§ **Objective**
Are you able to quote each entry exactly as written?

§ **Excerpted data**
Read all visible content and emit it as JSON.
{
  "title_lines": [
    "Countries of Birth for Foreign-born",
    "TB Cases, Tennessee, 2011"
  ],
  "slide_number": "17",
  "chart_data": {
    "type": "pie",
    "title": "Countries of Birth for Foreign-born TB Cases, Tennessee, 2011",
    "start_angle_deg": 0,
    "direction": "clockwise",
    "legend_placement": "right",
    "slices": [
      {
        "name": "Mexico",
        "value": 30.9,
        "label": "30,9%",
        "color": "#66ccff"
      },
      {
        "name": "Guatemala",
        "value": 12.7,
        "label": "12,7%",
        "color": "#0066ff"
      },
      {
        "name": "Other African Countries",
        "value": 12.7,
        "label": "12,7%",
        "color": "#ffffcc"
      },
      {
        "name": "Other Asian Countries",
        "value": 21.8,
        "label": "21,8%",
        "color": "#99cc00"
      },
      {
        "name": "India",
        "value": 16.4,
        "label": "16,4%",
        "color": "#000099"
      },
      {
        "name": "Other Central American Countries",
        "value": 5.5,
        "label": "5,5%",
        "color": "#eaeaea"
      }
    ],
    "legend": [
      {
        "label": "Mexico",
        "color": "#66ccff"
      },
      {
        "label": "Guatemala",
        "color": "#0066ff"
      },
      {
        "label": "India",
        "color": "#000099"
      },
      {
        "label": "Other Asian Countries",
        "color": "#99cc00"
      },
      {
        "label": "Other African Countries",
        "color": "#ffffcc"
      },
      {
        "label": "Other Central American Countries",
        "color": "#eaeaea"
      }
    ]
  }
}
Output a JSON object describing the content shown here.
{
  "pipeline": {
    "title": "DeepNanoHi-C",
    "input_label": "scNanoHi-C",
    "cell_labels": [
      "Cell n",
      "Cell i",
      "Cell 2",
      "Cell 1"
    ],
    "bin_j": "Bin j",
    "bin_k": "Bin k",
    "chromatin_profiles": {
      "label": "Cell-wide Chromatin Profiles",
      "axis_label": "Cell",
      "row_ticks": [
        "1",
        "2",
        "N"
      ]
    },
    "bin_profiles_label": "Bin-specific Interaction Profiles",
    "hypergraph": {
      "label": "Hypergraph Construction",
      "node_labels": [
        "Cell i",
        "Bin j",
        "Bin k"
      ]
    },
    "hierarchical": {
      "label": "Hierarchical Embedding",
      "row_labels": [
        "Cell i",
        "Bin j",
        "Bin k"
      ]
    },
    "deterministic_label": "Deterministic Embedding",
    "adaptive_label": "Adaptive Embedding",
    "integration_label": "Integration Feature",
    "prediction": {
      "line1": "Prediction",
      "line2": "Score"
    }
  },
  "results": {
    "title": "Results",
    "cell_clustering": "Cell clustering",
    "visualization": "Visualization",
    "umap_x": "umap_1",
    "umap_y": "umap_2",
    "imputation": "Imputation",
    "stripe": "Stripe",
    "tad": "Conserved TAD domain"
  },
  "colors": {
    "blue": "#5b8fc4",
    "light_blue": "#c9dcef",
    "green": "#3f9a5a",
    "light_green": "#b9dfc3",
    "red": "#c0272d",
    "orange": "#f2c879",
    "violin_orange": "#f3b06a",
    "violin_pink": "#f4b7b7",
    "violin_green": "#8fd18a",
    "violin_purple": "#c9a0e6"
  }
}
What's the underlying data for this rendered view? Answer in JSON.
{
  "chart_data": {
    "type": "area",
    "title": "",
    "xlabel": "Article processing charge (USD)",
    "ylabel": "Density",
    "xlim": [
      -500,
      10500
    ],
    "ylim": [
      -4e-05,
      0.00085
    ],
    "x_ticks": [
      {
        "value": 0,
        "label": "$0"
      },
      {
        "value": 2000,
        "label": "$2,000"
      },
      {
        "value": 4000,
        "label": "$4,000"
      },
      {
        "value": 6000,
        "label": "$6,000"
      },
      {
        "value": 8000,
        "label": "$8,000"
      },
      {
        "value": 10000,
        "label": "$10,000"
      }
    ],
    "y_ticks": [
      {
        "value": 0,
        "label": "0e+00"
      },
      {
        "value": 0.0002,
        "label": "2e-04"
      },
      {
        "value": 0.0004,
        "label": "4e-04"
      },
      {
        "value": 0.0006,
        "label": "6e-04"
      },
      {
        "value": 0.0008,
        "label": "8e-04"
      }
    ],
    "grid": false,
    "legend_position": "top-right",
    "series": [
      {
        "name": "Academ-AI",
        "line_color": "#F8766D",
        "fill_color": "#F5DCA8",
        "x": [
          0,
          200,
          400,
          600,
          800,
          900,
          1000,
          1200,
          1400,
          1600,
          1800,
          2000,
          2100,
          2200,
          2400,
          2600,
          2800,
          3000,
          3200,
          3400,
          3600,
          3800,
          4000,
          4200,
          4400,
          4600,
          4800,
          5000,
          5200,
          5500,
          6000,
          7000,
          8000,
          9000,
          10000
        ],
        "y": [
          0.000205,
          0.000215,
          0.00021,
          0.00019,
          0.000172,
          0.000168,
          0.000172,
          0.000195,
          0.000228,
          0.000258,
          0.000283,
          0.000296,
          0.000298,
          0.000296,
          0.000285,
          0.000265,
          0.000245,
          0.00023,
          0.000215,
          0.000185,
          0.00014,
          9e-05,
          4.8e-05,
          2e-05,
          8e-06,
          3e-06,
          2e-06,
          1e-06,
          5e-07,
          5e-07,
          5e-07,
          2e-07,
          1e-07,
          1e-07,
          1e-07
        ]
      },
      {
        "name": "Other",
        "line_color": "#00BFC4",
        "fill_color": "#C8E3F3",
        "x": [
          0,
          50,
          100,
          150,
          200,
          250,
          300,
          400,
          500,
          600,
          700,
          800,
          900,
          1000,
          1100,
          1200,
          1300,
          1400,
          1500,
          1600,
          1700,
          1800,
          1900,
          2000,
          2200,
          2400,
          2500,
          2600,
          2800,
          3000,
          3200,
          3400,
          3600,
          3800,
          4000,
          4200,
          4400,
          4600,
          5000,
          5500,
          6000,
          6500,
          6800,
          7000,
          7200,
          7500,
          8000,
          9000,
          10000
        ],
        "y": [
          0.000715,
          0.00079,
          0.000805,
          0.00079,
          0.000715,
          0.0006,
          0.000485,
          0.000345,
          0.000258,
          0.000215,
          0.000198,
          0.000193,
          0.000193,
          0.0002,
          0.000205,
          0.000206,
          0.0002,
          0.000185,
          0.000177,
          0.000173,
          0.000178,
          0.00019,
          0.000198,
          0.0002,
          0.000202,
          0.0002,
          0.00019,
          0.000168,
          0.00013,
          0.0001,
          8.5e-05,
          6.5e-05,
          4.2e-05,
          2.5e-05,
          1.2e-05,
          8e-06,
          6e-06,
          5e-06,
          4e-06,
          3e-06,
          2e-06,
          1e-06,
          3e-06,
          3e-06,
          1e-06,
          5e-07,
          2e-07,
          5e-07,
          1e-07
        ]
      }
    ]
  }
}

§ **Solution to this problem**
Read all visible content and emit it as JSON.
{
  "title_lines": [
    "Countries of Birth for Foreign-born",
    "TB Cases, Tennessee, 2011"
  ],
  "slide_number": "17",
  "chart_data": {
    "type": "pie",
    "title": "Countries of Birth for Foreign-born TB Cases, Tennessee, 2011",
    "start_angle_deg": 0,
    "direction": "clockwise",
    "legend_placement": "right",
    "slices": [
      {
        "name": "Mexico",
        "value": 30.9,
        "label": "30,9%",
        "color": "#66ccff"
      },
      {
        "name": "Guatemala",
        "value": 12.7,
        "label": "12,7%",
        "color": "#0066ff"
      },
      {
        "name": "Other African Countries",
        "value": 12.7,
        "label": "12,7%",
        "color": "#ffffcc"
      },
      {
        "name": "Other Asian Countries",
        "value": 21.8,
        "label": "21,8%",
        "color": "#99cc00"
      },
      {
        "name": "India",
        "value": 16.4,
        "label": "16,4%",
        "color": "#000099"
      },
      {
        "name": "Other Central American Countries",
        "value": 5.5,
        "label": "5,5%",
        "color": "#eaeaea"
      }
    ],
    "legend": [
      {
        "label": "Mexico",
        "color": "#66ccff"
      },
      {
        "label": "Guatemala",
        "color": "#0066ff"
      },
      {
        "label": "India",
        "color": "#000099"
      },
      {
        "label": "Other Asian Countries",
        "color": "#99cc00"
      },
      {
        "label": "Other African Countries",
        "color": "#ffffcc"
      },
      {
        "label": "Other Central American Countries",
        "color": "#eaeaea"
      }
    ]
  }
}
Output a JSON object describing the content shown here.
{
  "pipeline": {
    "title": "DeepNanoHi-C",
    "input_label": "scNanoHi-C",
    "cell_labels": [
      "Cell n",
      "Cell i",
      "Cell 2",
      "Cell 1"
    ],
    "bin_j": "Bin j",
    "bin_k": "Bin k",
    "chromatin_profiles": {
      "label": "Cell-wide Chromatin Profiles",
      "axis_label": "Cell",
      "row_ticks": [
        "1",
        "2",
        "N"
      ]
    },
    "bin_profiles_label": "Bin-specific Interaction Profiles",
    "hypergraph": {
      "label": "Hypergraph Construction",
      "node_labels": [
        "Cell i",
        "Bin j",
        "Bin k"
      ]
    },
    "hierarchical": {
      "label": "Hierarchical Embedding",
      "row_labels": [
        "Cell i",
        "Bin j",
        "Bin k"
      ]
    },
    "deterministic_label": "Deterministic Embedding",
    "adaptive_label": "Adaptive Embedding",
    "integration_label": "Integration Feature",
    "prediction": {
      "line1": "Prediction",
      "line2": "Score"
    }
  },
  "results": {
    "title": "Results",
    "cell_clustering": "Cell clustering",
    "visualization": "Visualization",
    "umap_x": "umap_1",
    "umap_y": "umap_2",
    "imputation": "Imputation",
    "stripe": "Stripe",
    "tad": "Conserved TAD domain"
  },
  "colors": {
    "blue": "#5b8fc4",
    "light_blue": "#c9dcef",
    "green": "#3f9a5a",
    "light_green": "#b9dfc3",
    "red": "#c0272d",
    "orange": "#f2c879",
    "violin_orange": "#f3b06a",
    "violin_pink": "#f4b7b7",
    "violin_green": "#8fd18a",
    "violin_purple": "#c9a0e6"
  }
}
What's the underlying data for this rendered view? Answer in JSON.
{
  "chart_data": {
    "type": "area",
    "title": "",
    "xlabel": "Article processing charge (USD)",
    "ylabel": "Density",
    "xlim": [
      -500,
      10500
    ],
    "ylim": [
      -4e-05,
      0.00085
    ],
    "x_ticks": [
      {
        "value": 0,
        "label": "$0"
      },
      {
        "value": 2000,
        "label": "$2,000"
      },
      {
        "value": 4000,
        "label": "$4,000"
      },
      {
        "value": 6000,
        "label": "$6,000"
      },
      {
        "value": 8000,
        "label": "$8,000"
      },
      {
        "value": 10000,
        "label": "$10,000"
      }
    ],
    "y_ticks": [
      {
        "value": 0,
        "label": "0e+00"
      },
      {
        "value": 0.0002,
        "label": "2e-04"
      },
      {
        "value": 0.0004,
        "label": "4e-04"
      },
      {
        "value": 0.0006,
        "label": "6e-04"
      },
      {
        "value": 0.0008,
        "label": "8e-04"
      }
    ],
    "grid": false,
    "legend_position": "top-right",
    "series": [
      {
        "name": "Academ-AI",
        "line_color": "#F8766D",
        "fill_color": "#F5DCA8",
        "x": [
          0,
          200,
          400,
          600,
          800,
          900,
          1000,
          1200,
          1400,
          1600,
          1800,
          2000,
          2100,
          2200,
          2400,
          2600,
          2800,
          3000,
          3200,
          3400,
          3600,
          3800,
          4000,
          4200,
          4400,
          4600,
          4800,
          5000,
          5200,
          5500,
          6000,
          7000,
          8000,
          9000,
          10000
        ],
        "y": [
          0.000205,
          0.000215,
          0.00021,
          0.00019,
          0.000172,
          0.000168,
          0.000172,
          0.000195,
          0.000228,
          0.000258,
          0.000283,
          0.000296,
          0.000298,
          0.000296,
          0.000285,
          0.000265,
          0.000245,
          0.00023,
          0.000215,
          0.000185,
          0.00014,
          9e-05,
          4.8e-05,
          2e-05,
          8e-06,
          3e-06,
          2e-06,
          1e-06,
          5e-07,
          5e-07,
          5e-07,
          2e-07,
          1e-07,
          1e-07,
          1e-07
        ]
      },
      {
        "name": "Other",
        "line_color": "#00BFC4",
        "fill_color": "#C8E3F3",
        "x": [
          0,
          50,
          100,
          150,
          200,
          250,
          300,
          400,
          500,
          600,
          700,
          800,
          900,
          1000,
          1100,
          1200,
          1300,
          1400,
          1500,
          1600,
          1700,
          1800,
          1900,
          2000,
          2200,
          2400,
          2500,
          2600,
          2800,
          3000,
          3200,
          3400,
          3600,
          3800,
          4000,
          4200,
          4400,
          4600,
          5000,
          5500,
          6000,
          6500,
          6800,
          7000,
          7200,
          7500,
          8000,
          9000,
          10000
        ],
        "y": [
          0.000715,
          0.00079,
          0.000805,
          0.00079,
          0.000715,
          0.0006,
          0.000485,
          0.000345,
          0.000258,
          0.000215,
          0.000198,
          0.000193,
          0.000193,
          0.0002,
          0.000205,
          0.000206,
          0.0002,
          0.000185,
          0.000177,
          0.000173,
          0.000178,
          0.00019,
          0.000198,
          0.0002,
          0.000202,
          0.0002,
          0.00019,
          0.000168,
          0.00013,
          0.0001,
          8.5e-05,
          6.5e-05,
          4.2e-05,
          2.5e-05,
          1.2e-05,
          8e-06,
          6e-06,
          5e-06,
          4e-06,
          3e-06,
          2e-06,
          1e-06,
          3e-06,
          3e-06,
          1e-06,
          5e-07,
          2e-07,
          5e-07,
          1e-07
        ]
      }
    ]
  }
}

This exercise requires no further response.